**Work to do:**
Go through the listing and copy each line with the string "detached".

Data entries for graphics
★ ★ ★ ★
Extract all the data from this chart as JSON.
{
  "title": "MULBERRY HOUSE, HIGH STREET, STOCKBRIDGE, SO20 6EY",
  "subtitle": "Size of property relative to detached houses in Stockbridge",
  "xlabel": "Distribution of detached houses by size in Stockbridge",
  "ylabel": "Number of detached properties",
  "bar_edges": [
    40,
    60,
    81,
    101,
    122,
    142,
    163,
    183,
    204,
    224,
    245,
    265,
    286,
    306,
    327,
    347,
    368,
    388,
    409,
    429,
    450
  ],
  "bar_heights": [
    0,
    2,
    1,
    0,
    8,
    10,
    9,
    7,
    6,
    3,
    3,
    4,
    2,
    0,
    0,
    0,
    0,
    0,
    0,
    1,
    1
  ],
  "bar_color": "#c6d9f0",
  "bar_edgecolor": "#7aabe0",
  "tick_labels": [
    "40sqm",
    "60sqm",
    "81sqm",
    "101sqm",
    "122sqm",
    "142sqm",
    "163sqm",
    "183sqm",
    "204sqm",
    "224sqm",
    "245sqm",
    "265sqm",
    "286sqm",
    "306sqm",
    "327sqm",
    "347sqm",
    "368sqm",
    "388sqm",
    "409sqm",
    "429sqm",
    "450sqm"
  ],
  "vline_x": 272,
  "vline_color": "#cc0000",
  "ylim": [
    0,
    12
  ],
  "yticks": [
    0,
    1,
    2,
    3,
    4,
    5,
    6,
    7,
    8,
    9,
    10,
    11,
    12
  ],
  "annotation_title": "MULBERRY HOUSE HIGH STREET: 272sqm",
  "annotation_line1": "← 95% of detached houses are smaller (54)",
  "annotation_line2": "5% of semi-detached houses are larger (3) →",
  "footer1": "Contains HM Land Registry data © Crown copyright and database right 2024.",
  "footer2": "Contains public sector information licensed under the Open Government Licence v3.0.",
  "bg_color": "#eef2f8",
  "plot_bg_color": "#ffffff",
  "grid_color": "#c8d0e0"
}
★ ★ ★ ★
**Result:**
  "subtitle": "Size of property relative to detached houses in Stockbridge",
  "xlabel": "Distribution of detached houses by size in Stockbridge",
  "ylabel": "Number of detached properties",
  "annotation_line1": "← 95% of detached houses are smaller (54)",
  "annotation_line2": "5% of semi-detached houses are larger (3) →",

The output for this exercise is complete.